--- JOB ---
Report how many lines include the word "ylabel", and nothing besides that number.

Records from a dataset
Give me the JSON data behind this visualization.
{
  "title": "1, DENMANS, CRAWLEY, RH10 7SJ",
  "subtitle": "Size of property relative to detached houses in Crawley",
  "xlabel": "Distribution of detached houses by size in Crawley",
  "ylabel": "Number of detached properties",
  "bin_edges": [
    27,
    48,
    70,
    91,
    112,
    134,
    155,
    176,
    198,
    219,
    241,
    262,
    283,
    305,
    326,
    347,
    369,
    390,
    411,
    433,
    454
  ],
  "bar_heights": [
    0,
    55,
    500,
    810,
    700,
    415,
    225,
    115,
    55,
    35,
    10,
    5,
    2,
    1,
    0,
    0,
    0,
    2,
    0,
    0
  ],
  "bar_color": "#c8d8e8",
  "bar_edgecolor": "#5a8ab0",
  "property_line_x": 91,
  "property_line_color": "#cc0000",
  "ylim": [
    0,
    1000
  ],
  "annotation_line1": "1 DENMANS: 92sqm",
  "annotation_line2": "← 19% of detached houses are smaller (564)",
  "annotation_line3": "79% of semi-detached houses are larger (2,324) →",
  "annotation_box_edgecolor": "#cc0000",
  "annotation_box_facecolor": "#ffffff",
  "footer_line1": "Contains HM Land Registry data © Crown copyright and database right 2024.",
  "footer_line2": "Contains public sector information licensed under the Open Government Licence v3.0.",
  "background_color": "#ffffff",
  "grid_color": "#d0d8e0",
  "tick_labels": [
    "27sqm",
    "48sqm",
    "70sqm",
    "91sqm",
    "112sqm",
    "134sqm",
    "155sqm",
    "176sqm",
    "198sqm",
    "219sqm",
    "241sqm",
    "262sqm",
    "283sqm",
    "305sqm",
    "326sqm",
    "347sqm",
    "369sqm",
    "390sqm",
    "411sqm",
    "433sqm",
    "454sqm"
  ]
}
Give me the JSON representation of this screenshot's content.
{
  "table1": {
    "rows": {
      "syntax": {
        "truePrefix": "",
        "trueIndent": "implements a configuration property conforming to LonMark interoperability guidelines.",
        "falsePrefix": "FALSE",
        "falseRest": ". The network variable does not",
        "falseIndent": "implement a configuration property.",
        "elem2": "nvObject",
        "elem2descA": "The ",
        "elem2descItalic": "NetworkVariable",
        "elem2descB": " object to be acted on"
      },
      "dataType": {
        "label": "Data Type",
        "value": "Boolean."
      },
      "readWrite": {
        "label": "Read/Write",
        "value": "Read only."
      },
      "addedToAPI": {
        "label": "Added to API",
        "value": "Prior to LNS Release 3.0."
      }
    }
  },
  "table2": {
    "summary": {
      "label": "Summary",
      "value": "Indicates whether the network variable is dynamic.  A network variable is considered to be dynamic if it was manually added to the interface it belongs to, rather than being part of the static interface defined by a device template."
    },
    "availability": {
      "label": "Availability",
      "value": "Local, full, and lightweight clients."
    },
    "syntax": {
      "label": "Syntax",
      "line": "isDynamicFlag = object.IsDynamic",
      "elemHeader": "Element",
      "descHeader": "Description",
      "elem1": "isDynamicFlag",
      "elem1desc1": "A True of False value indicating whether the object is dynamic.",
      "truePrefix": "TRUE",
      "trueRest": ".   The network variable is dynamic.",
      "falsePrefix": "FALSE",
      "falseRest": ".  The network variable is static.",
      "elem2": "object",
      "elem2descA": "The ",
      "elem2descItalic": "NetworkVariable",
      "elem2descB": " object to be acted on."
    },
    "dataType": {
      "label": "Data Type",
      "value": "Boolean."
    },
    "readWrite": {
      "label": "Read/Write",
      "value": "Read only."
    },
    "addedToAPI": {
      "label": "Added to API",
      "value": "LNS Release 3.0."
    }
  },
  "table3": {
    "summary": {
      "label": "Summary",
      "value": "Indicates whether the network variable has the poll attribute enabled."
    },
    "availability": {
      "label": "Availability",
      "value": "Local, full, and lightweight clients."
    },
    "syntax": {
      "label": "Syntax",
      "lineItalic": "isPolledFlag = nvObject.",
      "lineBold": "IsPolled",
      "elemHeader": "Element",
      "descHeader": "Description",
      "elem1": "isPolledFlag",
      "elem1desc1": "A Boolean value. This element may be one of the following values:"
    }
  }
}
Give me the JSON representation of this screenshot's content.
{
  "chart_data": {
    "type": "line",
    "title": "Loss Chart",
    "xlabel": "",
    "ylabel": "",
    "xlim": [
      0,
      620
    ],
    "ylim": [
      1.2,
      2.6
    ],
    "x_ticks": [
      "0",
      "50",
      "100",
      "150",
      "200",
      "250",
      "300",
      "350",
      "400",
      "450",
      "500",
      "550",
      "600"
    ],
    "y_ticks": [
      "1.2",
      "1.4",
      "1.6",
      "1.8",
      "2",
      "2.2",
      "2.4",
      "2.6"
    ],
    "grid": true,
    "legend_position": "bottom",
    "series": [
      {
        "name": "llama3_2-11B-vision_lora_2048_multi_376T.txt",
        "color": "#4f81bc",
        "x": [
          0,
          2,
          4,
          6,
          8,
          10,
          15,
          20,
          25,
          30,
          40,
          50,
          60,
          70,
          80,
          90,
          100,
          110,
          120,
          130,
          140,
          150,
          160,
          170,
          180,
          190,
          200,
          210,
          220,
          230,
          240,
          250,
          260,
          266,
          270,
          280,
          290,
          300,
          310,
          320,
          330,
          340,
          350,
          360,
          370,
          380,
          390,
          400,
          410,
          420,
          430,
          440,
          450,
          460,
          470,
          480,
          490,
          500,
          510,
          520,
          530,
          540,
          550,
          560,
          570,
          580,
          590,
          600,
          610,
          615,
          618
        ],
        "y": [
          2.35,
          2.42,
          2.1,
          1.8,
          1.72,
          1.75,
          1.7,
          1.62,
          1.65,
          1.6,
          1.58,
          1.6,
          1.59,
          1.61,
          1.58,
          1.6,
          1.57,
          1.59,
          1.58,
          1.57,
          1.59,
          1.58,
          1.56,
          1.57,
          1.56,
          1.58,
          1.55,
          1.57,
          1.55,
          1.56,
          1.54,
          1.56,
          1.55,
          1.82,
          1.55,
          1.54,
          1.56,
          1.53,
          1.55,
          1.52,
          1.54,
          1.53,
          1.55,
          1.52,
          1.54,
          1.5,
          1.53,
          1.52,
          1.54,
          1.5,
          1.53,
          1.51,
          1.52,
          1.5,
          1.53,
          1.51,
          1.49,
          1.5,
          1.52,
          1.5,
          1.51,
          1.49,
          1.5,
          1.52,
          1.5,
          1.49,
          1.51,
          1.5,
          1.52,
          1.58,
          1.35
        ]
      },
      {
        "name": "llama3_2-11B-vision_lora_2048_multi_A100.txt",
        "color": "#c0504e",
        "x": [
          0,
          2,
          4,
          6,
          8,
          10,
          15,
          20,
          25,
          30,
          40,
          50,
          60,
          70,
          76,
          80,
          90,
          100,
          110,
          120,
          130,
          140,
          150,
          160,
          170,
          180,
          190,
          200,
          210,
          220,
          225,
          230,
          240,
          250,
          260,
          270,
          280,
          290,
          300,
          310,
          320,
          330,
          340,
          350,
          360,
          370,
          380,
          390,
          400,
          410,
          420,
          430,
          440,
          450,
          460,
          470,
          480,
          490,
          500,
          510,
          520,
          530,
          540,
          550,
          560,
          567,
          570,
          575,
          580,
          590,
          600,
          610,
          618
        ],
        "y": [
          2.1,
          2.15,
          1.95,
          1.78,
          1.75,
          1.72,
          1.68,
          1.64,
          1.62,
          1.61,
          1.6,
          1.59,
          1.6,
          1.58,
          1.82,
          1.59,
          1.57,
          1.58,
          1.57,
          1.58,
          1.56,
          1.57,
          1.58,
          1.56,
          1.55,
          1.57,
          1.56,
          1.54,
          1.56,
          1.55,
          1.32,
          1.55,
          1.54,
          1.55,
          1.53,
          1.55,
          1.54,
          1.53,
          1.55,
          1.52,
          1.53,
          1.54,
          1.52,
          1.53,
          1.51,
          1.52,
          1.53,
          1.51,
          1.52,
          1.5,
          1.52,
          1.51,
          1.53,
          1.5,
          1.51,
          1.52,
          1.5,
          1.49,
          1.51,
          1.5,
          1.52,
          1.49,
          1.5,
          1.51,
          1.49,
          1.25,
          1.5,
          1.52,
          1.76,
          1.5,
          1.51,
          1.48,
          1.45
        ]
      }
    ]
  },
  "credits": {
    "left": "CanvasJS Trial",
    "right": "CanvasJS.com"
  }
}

--- EXPECTED ANSWER ---
2